[Part of a data file]
= = = =
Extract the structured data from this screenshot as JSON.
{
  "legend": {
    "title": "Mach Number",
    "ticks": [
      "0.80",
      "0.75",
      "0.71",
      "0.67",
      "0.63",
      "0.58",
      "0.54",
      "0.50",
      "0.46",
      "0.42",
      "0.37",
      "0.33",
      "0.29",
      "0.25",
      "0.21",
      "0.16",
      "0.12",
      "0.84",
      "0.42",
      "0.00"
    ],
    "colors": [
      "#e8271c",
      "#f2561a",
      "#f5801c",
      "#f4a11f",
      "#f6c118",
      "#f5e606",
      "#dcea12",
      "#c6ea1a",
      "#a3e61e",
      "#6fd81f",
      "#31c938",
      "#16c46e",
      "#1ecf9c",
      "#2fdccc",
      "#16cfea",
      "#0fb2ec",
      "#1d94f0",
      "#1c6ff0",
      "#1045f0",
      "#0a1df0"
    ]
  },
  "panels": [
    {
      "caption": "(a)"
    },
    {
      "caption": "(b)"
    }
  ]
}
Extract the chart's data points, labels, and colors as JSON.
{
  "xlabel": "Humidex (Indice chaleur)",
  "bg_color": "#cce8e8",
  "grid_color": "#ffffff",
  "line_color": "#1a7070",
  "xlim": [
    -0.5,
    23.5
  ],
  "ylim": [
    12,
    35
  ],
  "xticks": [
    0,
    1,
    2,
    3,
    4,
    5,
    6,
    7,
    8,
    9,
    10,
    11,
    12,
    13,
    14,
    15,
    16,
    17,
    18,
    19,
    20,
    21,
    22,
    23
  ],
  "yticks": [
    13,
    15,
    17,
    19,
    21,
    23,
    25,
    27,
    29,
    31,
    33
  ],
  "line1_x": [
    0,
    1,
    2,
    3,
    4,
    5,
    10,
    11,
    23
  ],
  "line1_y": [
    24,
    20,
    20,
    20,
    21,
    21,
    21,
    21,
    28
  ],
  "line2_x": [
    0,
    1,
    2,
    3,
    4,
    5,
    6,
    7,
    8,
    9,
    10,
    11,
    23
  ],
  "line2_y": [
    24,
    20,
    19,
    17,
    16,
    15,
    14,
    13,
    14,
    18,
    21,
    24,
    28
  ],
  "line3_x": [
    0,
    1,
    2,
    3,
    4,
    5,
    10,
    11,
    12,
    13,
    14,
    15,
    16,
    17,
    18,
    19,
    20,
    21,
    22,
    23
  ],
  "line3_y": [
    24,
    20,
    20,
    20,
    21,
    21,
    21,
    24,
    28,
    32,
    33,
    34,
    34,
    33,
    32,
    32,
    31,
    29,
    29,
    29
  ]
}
= = = =
- **Exercise brief**: Write the material out exactly, with nothing left out.

- **Result for this task**:
Extract the structured data from this screenshot as JSON.
{
  "legend": {
    "title": "Mach Number",
    "ticks": [
      "0.80",
      "0.75",
      "0.71",
      "0.67",
      "0.63",
      "0.58",
      "0.54",
      "0.50",
      "0.46",
      "0.42",
      "0.37",
      "0.33",
      "0.29",
      "0.25",
      "0.21",
      "0.16",
      "0.12",
      "0.84",
      "0.42",
      "0.00"
    ],
    "colors": [
      "#e8271c",
      "#f2561a",
      "#f5801c",
      "#f4a11f",
      "#f6c118",
      "#f5e606",
      "#dcea12",
      "#c6ea1a",
      "#a3e61e",
      "#6fd81f",
      "#31c938",
      "#16c46e",
      "#1ecf9c",
      "#2fdccc",
      "#16cfea",
      "#0fb2ec",
      "#1d94f0",
      "#1c6ff0",
      "#1045f0",
      "#0a1df0"
    ]
  },
  "panels": [
    {
      "caption": "(a)"
    },
    {
      "caption": "(b)"
    }
  ]
}
Extract the chart's data points, labels, and colors as JSON.
{
  "xlabel": "Humidex (Indice chaleur)",
  "bg_color": "#cce8e8",
  "grid_color": "#ffffff",
  "line_color": "#1a7070",
  "xlim": [
    -0.5,
    23.5
  ],
  "ylim": [
    12,
    35
  ],
  "xticks": [
    0,
    1,
    2,
    3,
    4,
    5,
    6,
    7,
    8,
    9,
    10,
    11,
    12,
    13,
    14,
    15,
    16,
    17,
    18,
    19,
    20,
    21,
    22,
    23
  ],
  "yticks": [
    13,
    15,
    17,
    19,
    21,
    23,
    25,
    27,
    29,
    31,
    33
  ],
  "line1_x": [
    0,
    1,
    2,
    3,
    4,
    5,
    10,
    11,
    23
  ],
  "line1_y": [
    24,
    20,
    20,
    20,
    21,
    21,
    21,
    21,
    28
  ],
  "line2_x": [
    0,
    1,
    2,
    3,
    4,
    5,
    6,
    7,
    8,
    9,
    10,
    11,
    23
  ],
  "line2_y": [
    24,
    20,
    19,
    17,
    16,
    15,
    14,
    13,
    14,
    18,
    21,
    24,
    28
  ],
  "line3_x": [
    0,
    1,
    2,
    3,
    4,
    5,
    10,
    11,
    12,
    13,
    14,
    15,
    16,
    17,
    18,
    19,
    20,
    21,
    22,
    23
  ],
  "line3_y": [
    24,
    20,
    20,
    20,
    21,
    21,
    21,
    24,
    28,
    32,
    33,
    34,
    34,
    33,
    32,
    32,
    31,
    29,
    29,
    29
  ]
}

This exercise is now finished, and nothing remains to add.